- [Exercise aim]:
Find every line in the records below that holds the word "ylabel", and copy it out.

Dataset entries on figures
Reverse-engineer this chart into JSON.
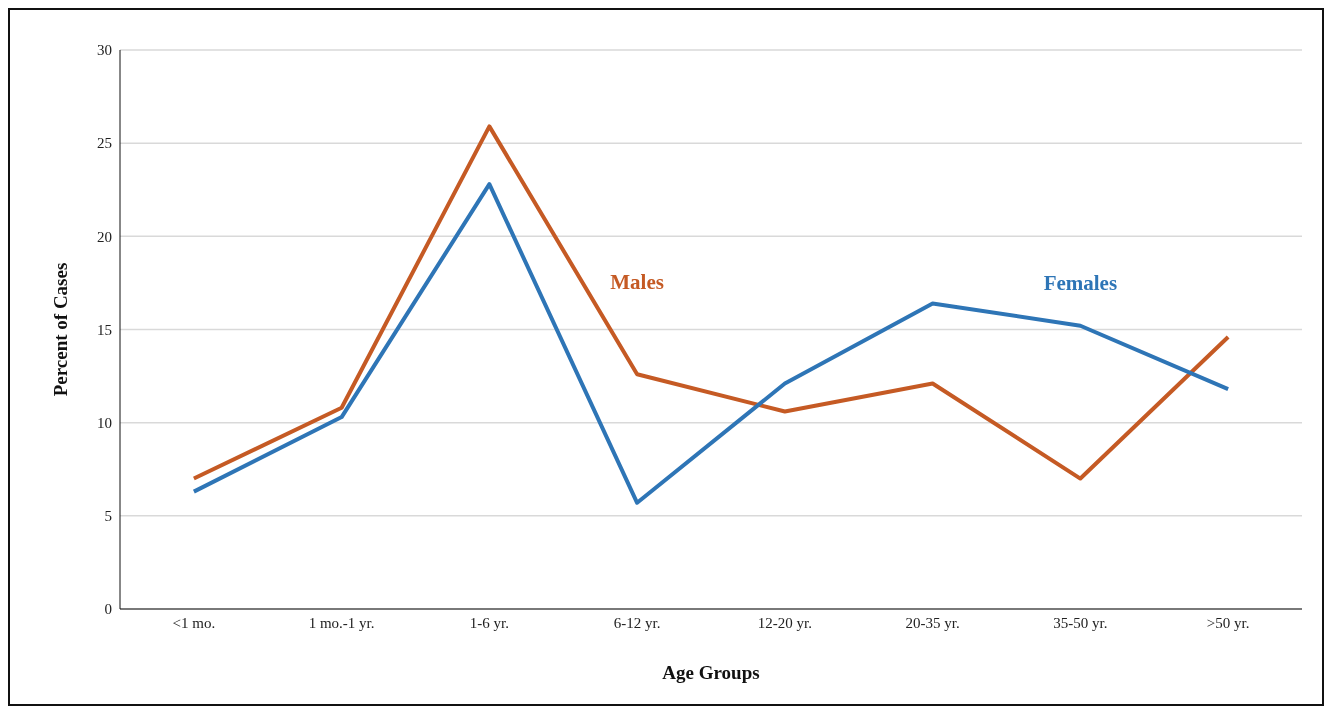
{
  "chart_data": {
    "type": "line",
    "xlabel": "Age Groups",
    "ylabel": "Percent of Cases",
    "categories": [
      "<1 mo.",
      "1 mo.-1 yr.",
      "1-6 yr.",
      "6-12 yr.",
      "12-20 yr.",
      "20-35 yr.",
      "35-50 yr.",
      ">50 yr."
    ],
    "series": [
      {
        "name": "Males",
        "color": "#c55a24",
        "values": [
          7.0,
          10.8,
          25.9,
          12.6,
          10.6,
          12.1,
          7.0,
          14.6
        ]
      },
      {
        "name": "Females",
        "color": "#2e75b6",
        "values": [
          6.3,
          10.3,
          22.8,
          5.7,
          12.1,
          16.4,
          15.2,
          11.8
        ]
      }
    ],
    "ylim": [
      0,
      30
    ],
    "yticks": [
      0,
      5,
      10,
      15,
      20,
      25,
      30
    ],
    "grid": "y",
    "legend": false,
    "marker": "none",
    "line_style": "solid"
  }
}
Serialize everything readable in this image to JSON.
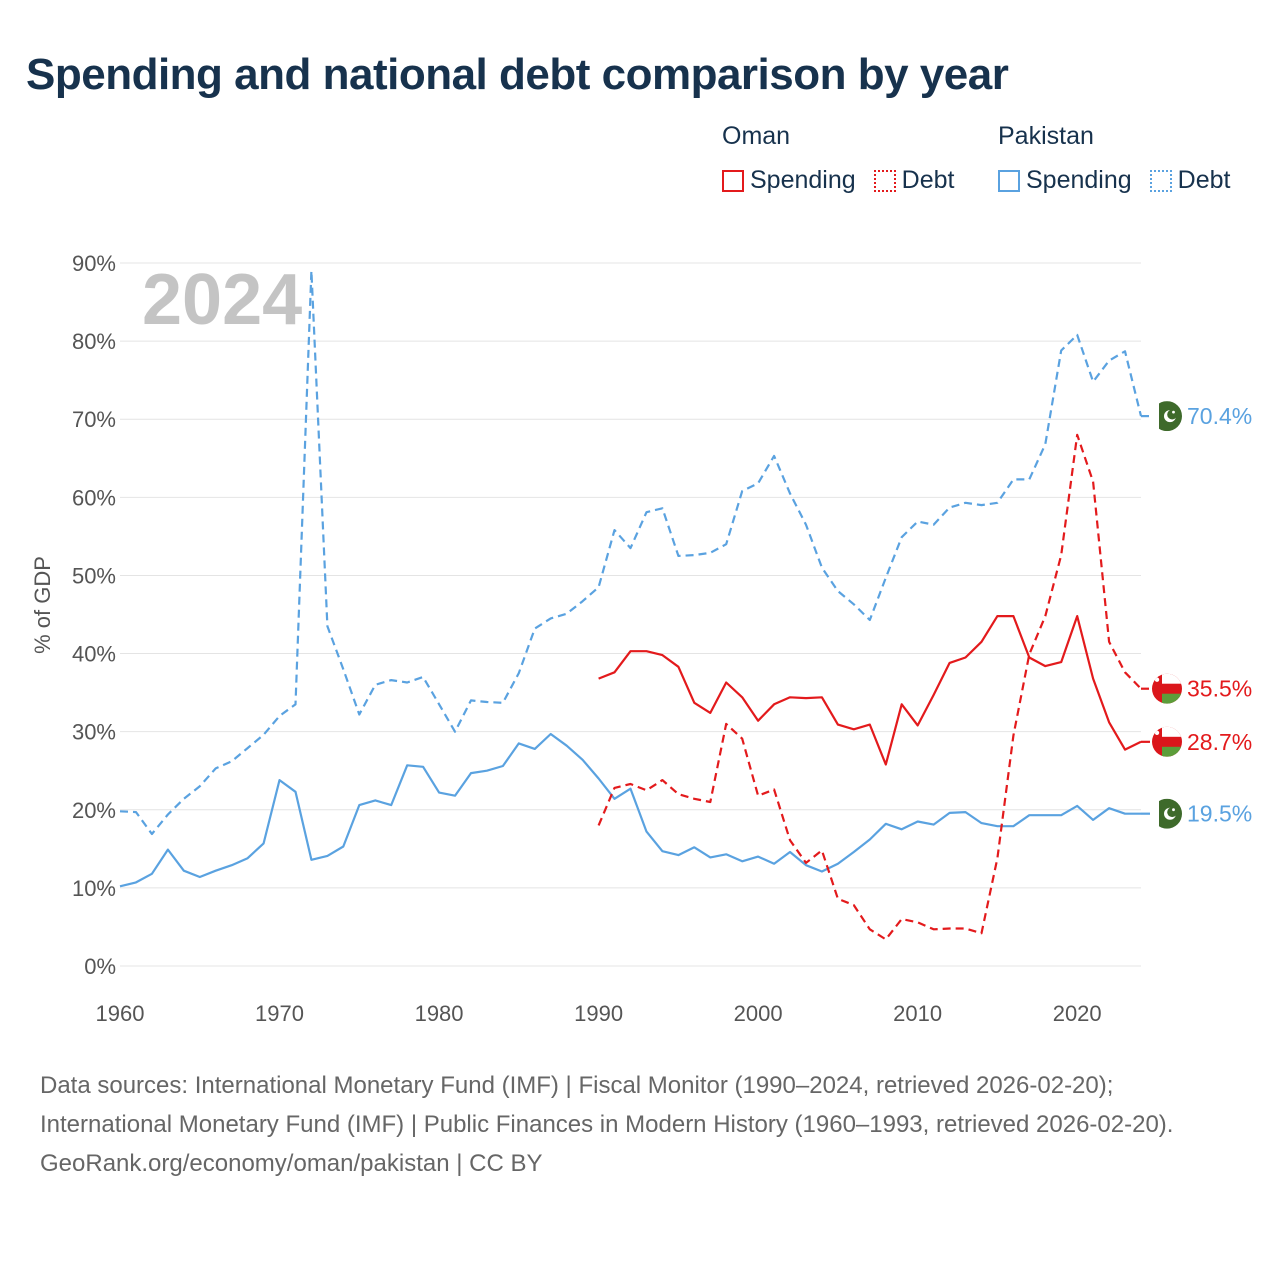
{
  "title": "Spending and national debt comparison by year",
  "legend": {
    "groups": [
      {
        "name": "Oman",
        "items": [
          "Spending",
          "Debt"
        ]
      },
      {
        "name": "Pakistan",
        "items": [
          "Spending",
          "Debt"
        ]
      }
    ]
  },
  "colors": {
    "oman": "#e31a1c",
    "pakistan": "#5aa2e0",
    "grid": "#e4e4e4",
    "watermark": "#c4c4c4"
  },
  "icons": {
    "oman": "oman-flag-icon",
    "pakistan": "pakistan-flag-icon"
  },
  "footer": {
    "sources": "Data sources: International Monetary Fund (IMF) | Fiscal Monitor (1990–2024, retrieved 2026-02-20); International Monetary Fund (IMF) | Public Finances in Modern History (1960–1993, retrieved 2026-02-20).",
    "credit": "GeoRank.org/economy/oman/pakistan | CC BY"
  },
  "chart_data": {
    "type": "line",
    "title": "Spending and national debt comparison by year",
    "year_display": "2024",
    "xlabel": "",
    "ylabel": "% of GDP",
    "xlim": [
      1960,
      2024
    ],
    "ylim": [
      0,
      90
    ],
    "xticks": [
      1960,
      1970,
      1980,
      1990,
      2000,
      2010,
      2020
    ],
    "yticks": [
      0,
      10,
      20,
      30,
      40,
      50,
      60,
      70,
      80,
      90
    ],
    "ytick_labels": [
      "0%",
      "10%",
      "20%",
      "30%",
      "40%",
      "50%",
      "60%",
      "70%",
      "80%",
      "90%"
    ],
    "grid": true,
    "series": [
      {
        "id": "pakistan-debt",
        "country": "Pakistan",
        "name": "Debt",
        "style": "dashed",
        "color": "#5aa2e0",
        "end_label": "70.4%",
        "points": [
          [
            1960,
            19.8
          ],
          [
            1961,
            19.7
          ],
          [
            1962,
            16.9
          ],
          [
            1963,
            19.4
          ],
          [
            1964,
            21.4
          ],
          [
            1965,
            23.0
          ],
          [
            1966,
            25.3
          ],
          [
            1967,
            26.2
          ],
          [
            1968,
            27.9
          ],
          [
            1969,
            29.6
          ],
          [
            1970,
            32.0
          ],
          [
            1971,
            33.5
          ],
          [
            1972,
            89.0
          ],
          [
            1973,
            43.5
          ],
          [
            1974,
            38.0
          ],
          [
            1975,
            32.2
          ],
          [
            1976,
            36.0
          ],
          [
            1977,
            36.6
          ],
          [
            1978,
            36.3
          ],
          [
            1979,
            37.0
          ],
          [
            1980,
            33.5
          ],
          [
            1981,
            30.0
          ],
          [
            1982,
            34.0
          ],
          [
            1983,
            33.8
          ],
          [
            1984,
            33.7
          ],
          [
            1985,
            37.5
          ],
          [
            1986,
            43.2
          ],
          [
            1987,
            44.5
          ],
          [
            1988,
            45.1
          ],
          [
            1989,
            46.7
          ],
          [
            1990,
            48.5
          ],
          [
            1991,
            55.8
          ],
          [
            1992,
            53.5
          ],
          [
            1993,
            58.1
          ],
          [
            1994,
            58.6
          ],
          [
            1995,
            52.5
          ],
          [
            1996,
            52.6
          ],
          [
            1997,
            52.9
          ],
          [
            1998,
            54.0
          ],
          [
            1999,
            60.8
          ],
          [
            2000,
            61.8
          ],
          [
            2001,
            65.3
          ],
          [
            2002,
            60.5
          ],
          [
            2003,
            56.5
          ],
          [
            2004,
            51.0
          ],
          [
            2005,
            48.0
          ],
          [
            2006,
            46.3
          ],
          [
            2007,
            44.3
          ],
          [
            2008,
            49.7
          ],
          [
            2009,
            54.9
          ],
          [
            2010,
            56.9
          ],
          [
            2011,
            56.5
          ],
          [
            2012,
            58.7
          ],
          [
            2013,
            59.3
          ],
          [
            2014,
            59.0
          ],
          [
            2015,
            59.3
          ],
          [
            2016,
            62.3
          ],
          [
            2017,
            62.3
          ],
          [
            2018,
            66.8
          ],
          [
            2019,
            78.8
          ],
          [
            2020,
            80.8
          ],
          [
            2021,
            74.8
          ],
          [
            2022,
            77.5
          ],
          [
            2023,
            78.7
          ],
          [
            2024,
            70.4
          ]
        ]
      },
      {
        "id": "pakistan-spending",
        "country": "Pakistan",
        "name": "Spending",
        "style": "solid",
        "color": "#5aa2e0",
        "end_label": "19.5%",
        "points": [
          [
            1960,
            10.2
          ],
          [
            1961,
            10.7
          ],
          [
            1962,
            11.8
          ],
          [
            1963,
            14.9
          ],
          [
            1964,
            12.2
          ],
          [
            1965,
            11.4
          ],
          [
            1966,
            12.2
          ],
          [
            1967,
            12.9
          ],
          [
            1968,
            13.8
          ],
          [
            1969,
            15.7
          ],
          [
            1970,
            23.8
          ],
          [
            1971,
            22.3
          ],
          [
            1972,
            13.6
          ],
          [
            1973,
            14.1
          ],
          [
            1974,
            15.3
          ],
          [
            1975,
            20.6
          ],
          [
            1976,
            21.2
          ],
          [
            1977,
            20.6
          ],
          [
            1978,
            25.7
          ],
          [
            1979,
            25.5
          ],
          [
            1980,
            22.2
          ],
          [
            1981,
            21.8
          ],
          [
            1982,
            24.7
          ],
          [
            1983,
            25.0
          ],
          [
            1984,
            25.6
          ],
          [
            1985,
            28.5
          ],
          [
            1986,
            27.8
          ],
          [
            1987,
            29.7
          ],
          [
            1988,
            28.2
          ],
          [
            1989,
            26.4
          ],
          [
            1990,
            24.0
          ],
          [
            1991,
            21.4
          ],
          [
            1992,
            22.7
          ],
          [
            1993,
            17.2
          ],
          [
            1994,
            14.7
          ],
          [
            1995,
            14.2
          ],
          [
            1996,
            15.2
          ],
          [
            1997,
            13.9
          ],
          [
            1998,
            14.3
          ],
          [
            1999,
            13.4
          ],
          [
            2000,
            14.0
          ],
          [
            2001,
            13.1
          ],
          [
            2002,
            14.6
          ],
          [
            2003,
            12.9
          ],
          [
            2004,
            12.1
          ],
          [
            2005,
            13.1
          ],
          [
            2006,
            14.6
          ],
          [
            2007,
            16.2
          ],
          [
            2008,
            18.2
          ],
          [
            2009,
            17.5
          ],
          [
            2010,
            18.5
          ],
          [
            2011,
            18.1
          ],
          [
            2012,
            19.6
          ],
          [
            2013,
            19.7
          ],
          [
            2014,
            18.3
          ],
          [
            2015,
            17.9
          ],
          [
            2016,
            17.9
          ],
          [
            2017,
            19.3
          ],
          [
            2018,
            19.3
          ],
          [
            2019,
            19.3
          ],
          [
            2020,
            20.5
          ],
          [
            2021,
            18.7
          ],
          [
            2022,
            20.2
          ],
          [
            2023,
            19.5
          ],
          [
            2024,
            19.5
          ]
        ]
      },
      {
        "id": "oman-spending",
        "country": "Oman",
        "name": "Spending",
        "style": "solid",
        "color": "#e31a1c",
        "end_label": "28.7%",
        "points": [
          [
            1990,
            36.8
          ],
          [
            1991,
            37.6
          ],
          [
            1992,
            40.3
          ],
          [
            1993,
            40.3
          ],
          [
            1994,
            39.8
          ],
          [
            1995,
            38.3
          ],
          [
            1996,
            33.7
          ],
          [
            1997,
            32.4
          ],
          [
            1998,
            36.3
          ],
          [
            1999,
            34.4
          ],
          [
            2000,
            31.4
          ],
          [
            2001,
            33.5
          ],
          [
            2002,
            34.4
          ],
          [
            2003,
            34.3
          ],
          [
            2004,
            34.4
          ],
          [
            2005,
            30.9
          ],
          [
            2006,
            30.3
          ],
          [
            2007,
            30.9
          ],
          [
            2008,
            25.8
          ],
          [
            2009,
            33.5
          ],
          [
            2010,
            30.8
          ],
          [
            2011,
            34.7
          ],
          [
            2012,
            38.8
          ],
          [
            2013,
            39.5
          ],
          [
            2014,
            41.5
          ],
          [
            2015,
            44.8
          ],
          [
            2016,
            44.8
          ],
          [
            2017,
            39.5
          ],
          [
            2018,
            38.4
          ],
          [
            2019,
            38.9
          ],
          [
            2020,
            44.8
          ],
          [
            2021,
            36.8
          ],
          [
            2022,
            31.2
          ],
          [
            2023,
            27.7
          ],
          [
            2024,
            28.7
          ]
        ]
      },
      {
        "id": "oman-debt",
        "country": "Oman",
        "name": "Debt",
        "style": "dashed",
        "color": "#e31a1c",
        "end_label": "35.5%",
        "points": [
          [
            1990,
            18.0
          ],
          [
            1991,
            22.8
          ],
          [
            1992,
            23.3
          ],
          [
            1993,
            22.5
          ],
          [
            1994,
            23.8
          ],
          [
            1995,
            22.0
          ],
          [
            1996,
            21.4
          ],
          [
            1997,
            21.0
          ],
          [
            1998,
            31.0
          ],
          [
            1999,
            29.1
          ],
          [
            2000,
            21.8
          ],
          [
            2001,
            22.6
          ],
          [
            2002,
            16.1
          ],
          [
            2003,
            13.2
          ],
          [
            2004,
            14.8
          ],
          [
            2005,
            8.6
          ],
          [
            2006,
            7.8
          ],
          [
            2007,
            4.7
          ],
          [
            2008,
            3.4
          ],
          [
            2009,
            6.0
          ],
          [
            2010,
            5.6
          ],
          [
            2011,
            4.7
          ],
          [
            2012,
            4.8
          ],
          [
            2013,
            4.8
          ],
          [
            2014,
            4.2
          ],
          [
            2015,
            13.8
          ],
          [
            2016,
            29.5
          ],
          [
            2017,
            39.9
          ],
          [
            2018,
            44.8
          ],
          [
            2019,
            52.6
          ],
          [
            2020,
            68.0
          ],
          [
            2021,
            62.0
          ],
          [
            2022,
            41.5
          ],
          [
            2023,
            37.6
          ],
          [
            2024,
            35.5
          ]
        ]
      }
    ]
  }
}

- [Full output]:
    "ylabel": "Percent of Cases",
    "ylabel": "% of GDP",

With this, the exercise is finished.